- WHAT YOU NEED TO DO -
Would you please copy each line below that includes the string "activity"?

### DATA RECORDS

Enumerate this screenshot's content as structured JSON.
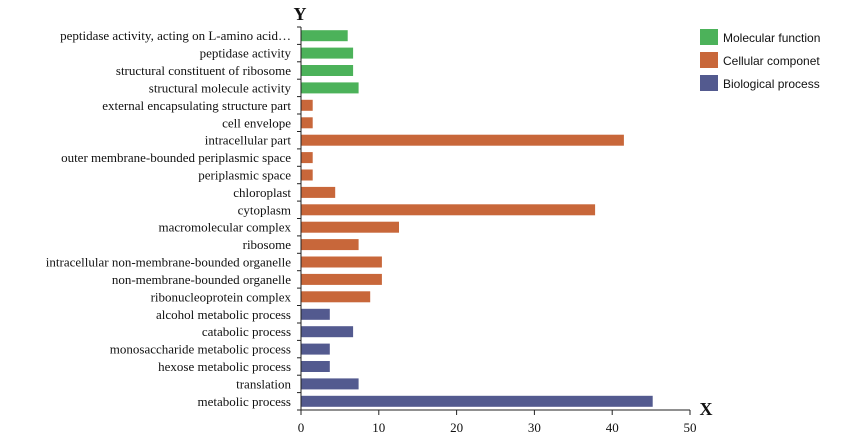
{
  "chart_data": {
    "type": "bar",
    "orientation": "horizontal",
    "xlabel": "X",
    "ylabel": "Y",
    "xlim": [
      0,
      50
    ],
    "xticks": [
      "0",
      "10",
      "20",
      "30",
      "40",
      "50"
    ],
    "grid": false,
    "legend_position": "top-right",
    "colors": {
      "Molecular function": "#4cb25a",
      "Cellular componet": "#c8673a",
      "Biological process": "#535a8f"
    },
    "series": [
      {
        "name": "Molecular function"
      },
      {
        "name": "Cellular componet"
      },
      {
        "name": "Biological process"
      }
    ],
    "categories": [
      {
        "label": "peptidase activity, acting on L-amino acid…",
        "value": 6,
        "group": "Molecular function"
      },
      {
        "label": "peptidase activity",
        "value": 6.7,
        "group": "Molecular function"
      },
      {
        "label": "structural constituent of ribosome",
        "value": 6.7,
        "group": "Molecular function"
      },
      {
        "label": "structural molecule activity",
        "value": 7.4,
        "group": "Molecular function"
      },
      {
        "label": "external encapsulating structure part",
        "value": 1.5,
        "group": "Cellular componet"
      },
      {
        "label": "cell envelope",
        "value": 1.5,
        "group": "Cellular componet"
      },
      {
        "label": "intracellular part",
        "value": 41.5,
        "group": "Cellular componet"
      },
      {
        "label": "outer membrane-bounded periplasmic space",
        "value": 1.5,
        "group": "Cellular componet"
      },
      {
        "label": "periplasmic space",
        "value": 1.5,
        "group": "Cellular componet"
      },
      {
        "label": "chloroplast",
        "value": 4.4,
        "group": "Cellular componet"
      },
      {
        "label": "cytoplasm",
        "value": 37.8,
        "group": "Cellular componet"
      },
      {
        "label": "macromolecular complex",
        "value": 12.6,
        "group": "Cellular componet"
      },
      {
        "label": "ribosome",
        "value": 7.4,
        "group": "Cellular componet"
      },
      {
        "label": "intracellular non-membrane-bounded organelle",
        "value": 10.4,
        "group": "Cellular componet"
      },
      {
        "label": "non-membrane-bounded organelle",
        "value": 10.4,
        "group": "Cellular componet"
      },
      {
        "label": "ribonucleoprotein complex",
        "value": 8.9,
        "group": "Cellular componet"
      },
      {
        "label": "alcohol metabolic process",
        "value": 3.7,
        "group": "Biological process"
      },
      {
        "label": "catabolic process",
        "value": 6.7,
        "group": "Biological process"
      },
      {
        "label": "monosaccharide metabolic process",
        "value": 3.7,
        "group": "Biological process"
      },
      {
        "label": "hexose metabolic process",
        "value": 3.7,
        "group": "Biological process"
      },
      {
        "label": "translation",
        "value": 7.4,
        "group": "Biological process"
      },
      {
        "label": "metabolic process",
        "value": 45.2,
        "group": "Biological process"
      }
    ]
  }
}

######

- TASK RESPONSE -
        "label": "peptidase activity, acting on L-amino acid…",
        "label": "peptidase activity",
        "label": "structural molecule activity",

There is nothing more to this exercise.